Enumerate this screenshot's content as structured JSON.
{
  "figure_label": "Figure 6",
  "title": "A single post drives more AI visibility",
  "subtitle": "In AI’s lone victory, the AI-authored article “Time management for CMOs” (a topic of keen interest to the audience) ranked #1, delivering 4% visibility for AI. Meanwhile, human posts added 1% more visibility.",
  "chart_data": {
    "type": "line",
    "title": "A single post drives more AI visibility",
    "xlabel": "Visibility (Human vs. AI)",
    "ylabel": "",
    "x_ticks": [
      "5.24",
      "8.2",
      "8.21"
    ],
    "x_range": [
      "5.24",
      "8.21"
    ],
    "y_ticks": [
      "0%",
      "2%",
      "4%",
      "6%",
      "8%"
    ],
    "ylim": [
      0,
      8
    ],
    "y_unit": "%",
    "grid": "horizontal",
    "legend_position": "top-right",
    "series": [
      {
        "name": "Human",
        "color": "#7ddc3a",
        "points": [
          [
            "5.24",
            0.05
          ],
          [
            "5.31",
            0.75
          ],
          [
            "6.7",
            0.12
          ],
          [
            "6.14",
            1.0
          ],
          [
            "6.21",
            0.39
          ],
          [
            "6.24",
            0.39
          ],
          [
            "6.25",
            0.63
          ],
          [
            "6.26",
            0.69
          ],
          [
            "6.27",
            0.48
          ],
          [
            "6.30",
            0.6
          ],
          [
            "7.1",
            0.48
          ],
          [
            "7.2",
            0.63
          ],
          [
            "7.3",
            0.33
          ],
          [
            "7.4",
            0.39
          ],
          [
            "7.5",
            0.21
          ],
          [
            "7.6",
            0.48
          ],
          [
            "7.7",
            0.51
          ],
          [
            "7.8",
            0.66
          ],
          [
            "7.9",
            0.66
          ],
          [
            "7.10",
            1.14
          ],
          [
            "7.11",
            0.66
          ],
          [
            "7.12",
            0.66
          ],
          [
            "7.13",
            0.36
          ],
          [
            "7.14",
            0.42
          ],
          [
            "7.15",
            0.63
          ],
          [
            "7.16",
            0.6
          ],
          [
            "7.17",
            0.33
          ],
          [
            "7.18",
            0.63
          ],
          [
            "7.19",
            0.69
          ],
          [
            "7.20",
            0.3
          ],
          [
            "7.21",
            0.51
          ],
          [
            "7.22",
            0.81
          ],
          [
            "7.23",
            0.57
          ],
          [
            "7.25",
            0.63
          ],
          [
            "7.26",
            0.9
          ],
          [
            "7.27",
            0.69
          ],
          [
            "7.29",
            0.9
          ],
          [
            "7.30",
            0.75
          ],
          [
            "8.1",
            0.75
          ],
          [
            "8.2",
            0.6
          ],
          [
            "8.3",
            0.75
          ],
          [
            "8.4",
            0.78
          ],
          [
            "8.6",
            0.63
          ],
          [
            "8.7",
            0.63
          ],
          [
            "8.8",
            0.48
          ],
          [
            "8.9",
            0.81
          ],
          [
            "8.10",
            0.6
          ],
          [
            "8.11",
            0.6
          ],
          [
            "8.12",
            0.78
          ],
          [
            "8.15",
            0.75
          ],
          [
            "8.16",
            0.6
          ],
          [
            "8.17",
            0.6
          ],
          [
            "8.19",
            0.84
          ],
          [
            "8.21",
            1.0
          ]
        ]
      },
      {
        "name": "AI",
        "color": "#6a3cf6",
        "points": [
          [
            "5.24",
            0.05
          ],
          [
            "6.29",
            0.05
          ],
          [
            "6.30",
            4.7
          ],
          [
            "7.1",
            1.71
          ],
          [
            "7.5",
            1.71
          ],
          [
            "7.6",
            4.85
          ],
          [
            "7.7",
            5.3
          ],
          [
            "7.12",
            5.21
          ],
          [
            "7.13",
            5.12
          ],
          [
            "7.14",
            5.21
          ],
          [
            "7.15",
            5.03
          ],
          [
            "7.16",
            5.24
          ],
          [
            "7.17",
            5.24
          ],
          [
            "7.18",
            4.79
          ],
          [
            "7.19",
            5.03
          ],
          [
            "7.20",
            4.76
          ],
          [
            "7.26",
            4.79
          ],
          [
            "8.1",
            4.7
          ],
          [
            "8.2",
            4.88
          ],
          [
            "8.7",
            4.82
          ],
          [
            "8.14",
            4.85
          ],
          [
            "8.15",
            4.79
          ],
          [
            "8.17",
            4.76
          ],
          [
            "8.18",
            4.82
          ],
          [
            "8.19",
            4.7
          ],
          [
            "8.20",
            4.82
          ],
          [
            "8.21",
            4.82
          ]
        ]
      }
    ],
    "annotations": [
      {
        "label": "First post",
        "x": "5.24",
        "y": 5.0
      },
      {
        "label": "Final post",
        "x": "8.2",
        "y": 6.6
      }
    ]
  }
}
-*-
__Set problem__
Print every record above exactly as written.

__The response__
Enumerate this screenshot's content as structured JSON.
{
  "figure_label": "Figure 6",
  "title": "A single post drives more AI visibility",
  "subtitle": "In AI’s lone victory, the AI-authored article “Time management for CMOs” (a topic of keen interest to the audience) ranked #1, delivering 4% visibility for AI. Meanwhile, human posts added 1% more visibility.",
  "chart_data": {
    "type": "line",
    "title": "A single post drives more AI visibility",
    "xlabel": "Visibility (Human vs. AI)",
    "ylabel": "",
    "x_ticks": [
      "5.24",
      "8.2",
      "8.21"
    ],
    "x_range": [
      "5.24",
      "8.21"
    ],
    "y_ticks": [
      "0%",
      "2%",
      "4%",
      "6%",
      "8%"
    ],
    "ylim": [
      0,
      8
    ],
    "y_unit": "%",
    "grid": "horizontal",
    "legend_position": "top-right",
    "series": [
      {
        "name": "Human",
        "color": "#7ddc3a",
        "points": [
          [
            "5.24",
            0.05
          ],
          [
            "5.31",
            0.75
          ],
          [
            "6.7",
            0.12
          ],
          [
            "6.14",
            1.0
          ],
          [
            "6.21",
            0.39
          ],
          [
            "6.24",
            0.39
          ],
          [
            "6.25",
            0.63
          ],
          [
            "6.26",
            0.69
          ],
          [
            "6.27",
            0.48
          ],
          [
            "6.30",
            0.6
          ],
          [
            "7.1",
            0.48
          ],
          [
            "7.2",
            0.63
          ],
          [
            "7.3",
            0.33
          ],
          [
            "7.4",
            0.39
          ],
          [
            "7.5",
            0.21
          ],
          [
            "7.6",
            0.48
          ],
          [
            "7.7",
            0.51
          ],
          [
            "7.8",
            0.66
          ],
          [
            "7.9",
            0.66
          ],
          [
            "7.10",
            1.14
          ],
          [
            "7.11",
            0.66
          ],
          [
            "7.12",
            0.66
          ],
          [
            "7.13",
            0.36
          ],
          [
            "7.14",
            0.42
          ],
          [
            "7.15",
            0.63
          ],
          [
            "7.16",
            0.6
          ],
          [
            "7.17",
            0.33
          ],
          [
            "7.18",
            0.63
          ],
          [
            "7.19",
            0.69
          ],
          [
            "7.20",
            0.3
          ],
          [
            "7.21",
            0.51
          ],
          [
            "7.22",
            0.81
          ],
          [
            "7.23",
            0.57
          ],
          [
            "7.25",
            0.63
          ],
          [
            "7.26",
            0.9
          ],
          [
            "7.27",
            0.69
          ],
          [
            "7.29",
            0.9
          ],
          [
            "7.30",
            0.75
          ],
          [
            "8.1",
            0.75
          ],
          [
            "8.2",
            0.6
          ],
          [
            "8.3",
            0.75
          ],
          [
            "8.4",
            0.78
          ],
          [
            "8.6",
            0.63
          ],
          [
            "8.7",
            0.63
          ],
          [
            "8.8",
            0.48
          ],
          [
            "8.9",
            0.81
          ],
          [
            "8.10",
            0.6
          ],
          [
            "8.11",
            0.6
          ],
          [
            "8.12",
            0.78
          ],
          [
            "8.15",
            0.75
          ],
          [
            "8.16",
            0.6
          ],
          [
            "8.17",
            0.6
          ],
          [
            "8.19",
            0.84
          ],
          [
            "8.21",
            1.0
          ]
        ]
      },
      {
        "name": "AI",
        "color": "#6a3cf6",
        "points": [
          [
            "5.24",
            0.05
          ],
          [
            "6.29",
            0.05
          ],
          [
            "6.30",
            4.7
          ],
          [
            "7.1",
            1.71
          ],
          [
            "7.5",
            1.71
          ],
          [
            "7.6",
            4.85
          ],
          [
            "7.7",
            5.3
          ],
          [
            "7.12",
            5.21
          ],
          [
            "7.13",
            5.12
          ],
          [
            "7.14",
            5.21
          ],
          [
            "7.15",
            5.03
          ],
          [
            "7.16",
            5.24
          ],
          [
            "7.17",
            5.24
          ],
          [
            "7.18",
            4.79
          ],
          [
            "7.19",
            5.03
          ],
          [
            "7.20",
            4.76
          ],
          [
            "7.26",
            4.79
          ],
          [
            "8.1",
            4.7
          ],
          [
            "8.2",
            4.88
          ],
          [
            "8.7",
            4.82
          ],
          [
            "8.14",
            4.85
          ],
          [
            "8.15",
            4.79
          ],
          [
            "8.17",
            4.76
          ],
          [
            "8.18",
            4.82
          ],
          [
            "8.19",
            4.7
          ],
          [
            "8.20",
            4.82
          ],
          [
            "8.21",
            4.82
          ]
        ]
      }
    ],
    "annotations": [
      {
        "label": "First post",
        "x": "5.24",
        "y": 5.0
      },
      {
        "label": "Final post",
        "x": "8.2",
        "y": 6.6
      }
    ]
  }
}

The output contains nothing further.